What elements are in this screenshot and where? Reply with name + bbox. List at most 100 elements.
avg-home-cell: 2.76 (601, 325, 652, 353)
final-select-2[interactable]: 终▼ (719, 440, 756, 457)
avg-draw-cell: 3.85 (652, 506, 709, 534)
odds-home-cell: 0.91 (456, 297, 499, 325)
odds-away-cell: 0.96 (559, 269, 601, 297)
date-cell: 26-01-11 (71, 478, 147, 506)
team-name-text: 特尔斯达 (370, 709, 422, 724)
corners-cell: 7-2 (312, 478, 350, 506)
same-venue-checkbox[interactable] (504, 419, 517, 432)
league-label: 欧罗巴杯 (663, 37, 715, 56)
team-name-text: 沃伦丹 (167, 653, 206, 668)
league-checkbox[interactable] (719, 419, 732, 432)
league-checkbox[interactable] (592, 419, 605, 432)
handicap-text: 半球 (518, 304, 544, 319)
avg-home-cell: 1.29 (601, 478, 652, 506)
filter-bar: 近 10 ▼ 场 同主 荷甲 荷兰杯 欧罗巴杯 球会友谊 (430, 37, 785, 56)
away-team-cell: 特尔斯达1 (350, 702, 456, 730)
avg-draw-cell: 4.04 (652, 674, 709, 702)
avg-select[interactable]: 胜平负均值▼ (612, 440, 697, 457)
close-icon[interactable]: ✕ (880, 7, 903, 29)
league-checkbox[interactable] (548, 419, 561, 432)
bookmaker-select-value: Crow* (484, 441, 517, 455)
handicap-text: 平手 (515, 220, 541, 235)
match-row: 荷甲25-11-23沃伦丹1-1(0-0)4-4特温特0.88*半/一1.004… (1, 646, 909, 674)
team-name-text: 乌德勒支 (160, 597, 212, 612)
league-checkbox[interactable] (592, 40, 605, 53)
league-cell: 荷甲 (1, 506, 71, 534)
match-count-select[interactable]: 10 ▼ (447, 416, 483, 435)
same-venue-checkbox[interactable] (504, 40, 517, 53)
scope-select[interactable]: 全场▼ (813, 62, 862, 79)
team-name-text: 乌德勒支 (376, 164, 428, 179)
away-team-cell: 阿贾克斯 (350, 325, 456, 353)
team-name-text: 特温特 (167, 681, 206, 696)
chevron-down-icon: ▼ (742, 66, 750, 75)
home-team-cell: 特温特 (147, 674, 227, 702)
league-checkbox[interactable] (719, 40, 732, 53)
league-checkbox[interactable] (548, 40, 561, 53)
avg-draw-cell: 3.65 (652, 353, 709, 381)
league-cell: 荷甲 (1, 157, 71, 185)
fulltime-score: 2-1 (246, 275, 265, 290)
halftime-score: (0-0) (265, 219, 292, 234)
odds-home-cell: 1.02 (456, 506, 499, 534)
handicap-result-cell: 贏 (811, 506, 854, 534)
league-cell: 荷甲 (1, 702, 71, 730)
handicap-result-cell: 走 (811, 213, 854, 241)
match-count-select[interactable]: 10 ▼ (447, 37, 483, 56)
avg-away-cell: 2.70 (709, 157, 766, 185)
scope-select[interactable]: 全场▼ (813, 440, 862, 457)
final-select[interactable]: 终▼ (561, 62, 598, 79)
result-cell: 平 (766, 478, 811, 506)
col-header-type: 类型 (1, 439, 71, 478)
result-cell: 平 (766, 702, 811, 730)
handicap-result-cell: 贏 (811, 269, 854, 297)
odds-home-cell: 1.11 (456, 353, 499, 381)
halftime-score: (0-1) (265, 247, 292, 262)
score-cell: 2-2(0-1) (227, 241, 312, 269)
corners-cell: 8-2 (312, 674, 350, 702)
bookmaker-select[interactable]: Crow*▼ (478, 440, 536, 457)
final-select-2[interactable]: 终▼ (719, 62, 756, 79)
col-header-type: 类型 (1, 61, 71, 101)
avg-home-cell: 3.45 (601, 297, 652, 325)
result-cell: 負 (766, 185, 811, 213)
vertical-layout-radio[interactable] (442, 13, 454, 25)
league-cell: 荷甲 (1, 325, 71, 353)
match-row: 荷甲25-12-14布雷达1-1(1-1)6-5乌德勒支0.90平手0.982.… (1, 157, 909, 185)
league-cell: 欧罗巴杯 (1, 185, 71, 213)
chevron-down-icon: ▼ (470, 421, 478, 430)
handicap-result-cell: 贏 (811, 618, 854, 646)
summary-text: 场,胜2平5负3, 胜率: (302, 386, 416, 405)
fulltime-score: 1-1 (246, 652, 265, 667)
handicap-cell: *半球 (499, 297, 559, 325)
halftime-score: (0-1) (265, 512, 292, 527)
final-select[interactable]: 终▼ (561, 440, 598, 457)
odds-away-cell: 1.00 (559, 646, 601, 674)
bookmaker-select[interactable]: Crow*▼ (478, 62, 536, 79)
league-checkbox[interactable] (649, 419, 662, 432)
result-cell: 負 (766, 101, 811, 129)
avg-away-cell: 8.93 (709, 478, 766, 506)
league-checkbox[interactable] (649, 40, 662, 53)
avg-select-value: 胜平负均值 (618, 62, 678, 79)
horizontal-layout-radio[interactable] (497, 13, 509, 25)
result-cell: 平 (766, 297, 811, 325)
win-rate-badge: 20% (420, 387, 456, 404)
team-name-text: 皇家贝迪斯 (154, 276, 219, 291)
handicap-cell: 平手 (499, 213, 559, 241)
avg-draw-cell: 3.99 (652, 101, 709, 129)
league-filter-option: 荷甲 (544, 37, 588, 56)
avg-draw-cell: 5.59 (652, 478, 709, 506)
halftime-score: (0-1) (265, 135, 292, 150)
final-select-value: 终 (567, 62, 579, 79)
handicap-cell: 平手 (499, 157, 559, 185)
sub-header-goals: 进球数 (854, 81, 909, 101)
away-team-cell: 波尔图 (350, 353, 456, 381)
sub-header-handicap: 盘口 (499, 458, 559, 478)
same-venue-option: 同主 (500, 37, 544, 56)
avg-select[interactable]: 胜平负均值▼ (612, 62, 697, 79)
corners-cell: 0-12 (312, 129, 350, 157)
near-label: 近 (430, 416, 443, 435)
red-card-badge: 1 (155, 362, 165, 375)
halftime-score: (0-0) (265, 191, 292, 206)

● BRIEF
Rewrite the material from its start through the line containing "league-checkbox[interactable] (719, 419, 732, 432)", replacing "team-name-text" with "team-label" and leaving everything else unchanged.

● OUTPUT BELOW
What elements are in this screenshot and where? Reply with name + bbox. List at most 100 elements.
avg-home-cell: 2.76 (601, 325, 652, 353)
final-select-2[interactable]: 终▼ (719, 440, 756, 457)
avg-draw-cell: 3.85 (652, 506, 709, 534)
odds-home-cell: 0.91 (456, 297, 499, 325)
odds-away-cell: 0.96 (559, 269, 601, 297)
date-cell: 26-01-11 (71, 478, 147, 506)
team-label: 特尔斯达 (370, 709, 422, 724)
corners-cell: 7-2 (312, 478, 350, 506)
same-venue-checkbox[interactable] (504, 419, 517, 432)
league-label: 欧罗巴杯 (663, 37, 715, 56)
team-label: 沃伦丹 (167, 653, 206, 668)
league-checkbox[interactable] (719, 419, 732, 432)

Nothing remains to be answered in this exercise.